▶ Exercise details
Extract each line of the records below that contains the word "Curve".

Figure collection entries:
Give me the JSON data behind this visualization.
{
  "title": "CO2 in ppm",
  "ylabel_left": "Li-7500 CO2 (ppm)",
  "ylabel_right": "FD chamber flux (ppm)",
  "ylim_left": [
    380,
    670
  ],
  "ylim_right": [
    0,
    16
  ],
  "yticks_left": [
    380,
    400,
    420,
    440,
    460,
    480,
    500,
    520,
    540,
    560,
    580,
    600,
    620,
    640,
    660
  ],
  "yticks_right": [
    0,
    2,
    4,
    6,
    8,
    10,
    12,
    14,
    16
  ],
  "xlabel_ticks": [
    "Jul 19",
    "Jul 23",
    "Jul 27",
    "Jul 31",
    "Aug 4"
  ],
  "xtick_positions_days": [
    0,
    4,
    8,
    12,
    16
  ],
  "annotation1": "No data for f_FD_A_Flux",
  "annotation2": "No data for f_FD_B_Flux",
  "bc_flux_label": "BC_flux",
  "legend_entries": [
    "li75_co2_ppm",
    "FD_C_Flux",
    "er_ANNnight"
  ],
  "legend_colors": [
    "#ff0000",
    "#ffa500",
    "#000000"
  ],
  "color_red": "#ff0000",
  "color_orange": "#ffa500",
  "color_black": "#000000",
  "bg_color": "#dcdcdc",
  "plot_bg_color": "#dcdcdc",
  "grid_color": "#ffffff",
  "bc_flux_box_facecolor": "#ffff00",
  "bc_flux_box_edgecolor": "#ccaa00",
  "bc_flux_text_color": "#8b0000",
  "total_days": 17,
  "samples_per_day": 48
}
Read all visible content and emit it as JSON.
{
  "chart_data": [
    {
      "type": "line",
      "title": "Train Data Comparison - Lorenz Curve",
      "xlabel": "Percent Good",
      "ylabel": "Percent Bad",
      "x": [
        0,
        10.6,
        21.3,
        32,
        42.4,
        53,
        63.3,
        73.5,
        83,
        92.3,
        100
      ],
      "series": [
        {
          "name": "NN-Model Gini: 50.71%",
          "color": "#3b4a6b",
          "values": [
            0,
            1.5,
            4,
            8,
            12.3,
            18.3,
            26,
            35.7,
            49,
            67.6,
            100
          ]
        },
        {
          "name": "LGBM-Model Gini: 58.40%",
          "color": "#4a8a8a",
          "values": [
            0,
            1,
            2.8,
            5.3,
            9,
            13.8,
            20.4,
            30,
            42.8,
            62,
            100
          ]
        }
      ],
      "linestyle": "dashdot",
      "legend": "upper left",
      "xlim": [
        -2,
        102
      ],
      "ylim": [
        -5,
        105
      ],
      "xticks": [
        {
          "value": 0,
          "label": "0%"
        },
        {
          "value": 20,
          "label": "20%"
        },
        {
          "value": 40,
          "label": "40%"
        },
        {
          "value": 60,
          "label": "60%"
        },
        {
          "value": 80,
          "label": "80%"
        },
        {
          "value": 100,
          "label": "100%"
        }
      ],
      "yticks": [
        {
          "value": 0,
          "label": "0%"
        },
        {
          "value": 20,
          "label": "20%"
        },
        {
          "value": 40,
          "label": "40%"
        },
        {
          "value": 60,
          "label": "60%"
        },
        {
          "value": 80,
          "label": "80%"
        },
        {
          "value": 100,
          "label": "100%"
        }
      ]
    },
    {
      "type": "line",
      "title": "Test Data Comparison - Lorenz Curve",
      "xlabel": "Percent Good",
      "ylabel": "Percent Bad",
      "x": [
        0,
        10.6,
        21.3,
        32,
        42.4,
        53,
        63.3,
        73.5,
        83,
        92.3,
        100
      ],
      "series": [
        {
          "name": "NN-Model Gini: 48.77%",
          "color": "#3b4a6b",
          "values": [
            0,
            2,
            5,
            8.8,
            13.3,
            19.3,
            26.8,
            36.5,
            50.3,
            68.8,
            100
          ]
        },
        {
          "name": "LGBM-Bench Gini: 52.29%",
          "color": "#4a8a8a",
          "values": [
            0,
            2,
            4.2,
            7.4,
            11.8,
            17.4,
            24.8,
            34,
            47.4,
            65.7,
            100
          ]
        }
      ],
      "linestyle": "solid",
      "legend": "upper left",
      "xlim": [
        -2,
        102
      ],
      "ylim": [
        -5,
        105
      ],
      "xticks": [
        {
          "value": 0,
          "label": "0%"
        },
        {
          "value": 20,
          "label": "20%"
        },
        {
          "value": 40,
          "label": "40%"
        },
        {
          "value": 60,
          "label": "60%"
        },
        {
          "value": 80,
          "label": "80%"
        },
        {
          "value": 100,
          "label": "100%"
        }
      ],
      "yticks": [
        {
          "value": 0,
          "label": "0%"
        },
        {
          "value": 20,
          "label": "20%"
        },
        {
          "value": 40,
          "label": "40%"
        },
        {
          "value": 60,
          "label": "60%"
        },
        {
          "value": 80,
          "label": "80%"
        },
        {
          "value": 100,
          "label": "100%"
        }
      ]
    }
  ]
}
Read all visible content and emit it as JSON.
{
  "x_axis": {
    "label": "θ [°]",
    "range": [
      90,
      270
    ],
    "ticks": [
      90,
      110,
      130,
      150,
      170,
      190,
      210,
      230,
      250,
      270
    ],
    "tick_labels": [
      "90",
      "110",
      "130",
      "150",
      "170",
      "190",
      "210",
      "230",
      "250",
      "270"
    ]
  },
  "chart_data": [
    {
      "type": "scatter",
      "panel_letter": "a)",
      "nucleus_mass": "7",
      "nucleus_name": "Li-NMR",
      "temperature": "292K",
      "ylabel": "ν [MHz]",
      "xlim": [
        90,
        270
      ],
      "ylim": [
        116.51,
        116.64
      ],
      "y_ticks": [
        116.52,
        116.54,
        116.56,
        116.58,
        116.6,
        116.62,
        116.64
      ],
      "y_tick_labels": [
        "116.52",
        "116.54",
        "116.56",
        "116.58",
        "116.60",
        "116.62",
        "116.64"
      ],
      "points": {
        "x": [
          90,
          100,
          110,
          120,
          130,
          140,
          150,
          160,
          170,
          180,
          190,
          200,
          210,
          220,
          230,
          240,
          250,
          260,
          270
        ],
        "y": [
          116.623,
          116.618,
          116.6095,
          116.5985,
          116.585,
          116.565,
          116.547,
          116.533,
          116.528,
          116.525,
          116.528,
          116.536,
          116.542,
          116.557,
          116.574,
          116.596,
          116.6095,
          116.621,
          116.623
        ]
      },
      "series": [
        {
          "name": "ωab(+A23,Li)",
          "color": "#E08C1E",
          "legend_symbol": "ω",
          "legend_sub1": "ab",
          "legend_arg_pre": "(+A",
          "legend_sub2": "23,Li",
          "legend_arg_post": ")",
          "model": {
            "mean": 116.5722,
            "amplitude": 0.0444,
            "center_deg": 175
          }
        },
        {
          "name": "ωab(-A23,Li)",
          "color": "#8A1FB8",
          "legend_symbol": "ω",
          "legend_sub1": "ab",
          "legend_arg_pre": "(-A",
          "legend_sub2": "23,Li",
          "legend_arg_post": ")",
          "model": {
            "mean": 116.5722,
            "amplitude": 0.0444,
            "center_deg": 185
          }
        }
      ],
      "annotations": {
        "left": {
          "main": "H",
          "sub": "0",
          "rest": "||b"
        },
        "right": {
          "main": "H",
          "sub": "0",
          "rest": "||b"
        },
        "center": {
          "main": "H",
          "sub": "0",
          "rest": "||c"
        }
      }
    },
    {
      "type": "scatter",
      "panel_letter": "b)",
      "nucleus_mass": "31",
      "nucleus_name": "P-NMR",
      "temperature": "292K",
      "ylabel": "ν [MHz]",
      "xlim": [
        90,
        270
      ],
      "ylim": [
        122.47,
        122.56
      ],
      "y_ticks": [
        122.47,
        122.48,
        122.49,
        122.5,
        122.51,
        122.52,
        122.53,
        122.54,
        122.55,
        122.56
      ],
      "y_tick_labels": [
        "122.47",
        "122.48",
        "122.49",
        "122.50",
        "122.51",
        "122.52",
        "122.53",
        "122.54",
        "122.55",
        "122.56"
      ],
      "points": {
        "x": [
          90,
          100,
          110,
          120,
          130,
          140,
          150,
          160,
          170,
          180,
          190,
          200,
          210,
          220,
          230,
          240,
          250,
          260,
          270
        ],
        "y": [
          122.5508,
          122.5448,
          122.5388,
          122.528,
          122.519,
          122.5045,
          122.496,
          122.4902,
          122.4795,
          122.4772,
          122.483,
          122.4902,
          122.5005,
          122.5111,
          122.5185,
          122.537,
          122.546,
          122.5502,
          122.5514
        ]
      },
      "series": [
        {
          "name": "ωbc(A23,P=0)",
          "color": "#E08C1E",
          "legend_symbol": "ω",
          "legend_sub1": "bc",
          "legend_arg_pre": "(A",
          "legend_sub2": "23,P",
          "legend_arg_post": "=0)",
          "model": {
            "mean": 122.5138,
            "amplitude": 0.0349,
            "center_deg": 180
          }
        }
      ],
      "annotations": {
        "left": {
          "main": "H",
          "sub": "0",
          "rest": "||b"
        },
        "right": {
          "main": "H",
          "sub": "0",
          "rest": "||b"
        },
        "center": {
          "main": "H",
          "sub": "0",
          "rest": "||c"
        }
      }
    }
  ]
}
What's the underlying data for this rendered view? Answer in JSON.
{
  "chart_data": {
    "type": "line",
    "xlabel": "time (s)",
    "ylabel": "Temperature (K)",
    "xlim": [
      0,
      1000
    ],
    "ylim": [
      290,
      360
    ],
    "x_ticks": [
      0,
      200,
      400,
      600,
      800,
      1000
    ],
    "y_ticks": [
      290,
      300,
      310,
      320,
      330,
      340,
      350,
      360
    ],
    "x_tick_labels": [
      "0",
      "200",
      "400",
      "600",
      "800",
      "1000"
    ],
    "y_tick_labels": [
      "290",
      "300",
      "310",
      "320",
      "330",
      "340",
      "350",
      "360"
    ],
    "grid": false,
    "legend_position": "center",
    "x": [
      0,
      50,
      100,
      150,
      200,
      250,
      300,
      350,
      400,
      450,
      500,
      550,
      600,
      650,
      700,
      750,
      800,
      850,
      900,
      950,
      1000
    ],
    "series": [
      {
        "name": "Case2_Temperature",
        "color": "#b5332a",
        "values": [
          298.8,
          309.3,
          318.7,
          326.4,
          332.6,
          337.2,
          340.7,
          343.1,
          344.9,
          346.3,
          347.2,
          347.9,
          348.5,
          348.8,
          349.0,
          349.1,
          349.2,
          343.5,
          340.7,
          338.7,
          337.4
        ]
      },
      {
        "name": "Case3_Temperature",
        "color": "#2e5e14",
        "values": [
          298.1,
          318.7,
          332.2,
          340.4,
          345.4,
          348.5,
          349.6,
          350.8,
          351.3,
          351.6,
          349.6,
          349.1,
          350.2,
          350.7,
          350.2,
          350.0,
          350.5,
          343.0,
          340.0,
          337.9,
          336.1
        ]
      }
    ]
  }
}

▶ Exercise response
      "title": "Train Data Comparison - Lorenz Curve",
      "title": "Test Data Comparison - Lorenz Curve",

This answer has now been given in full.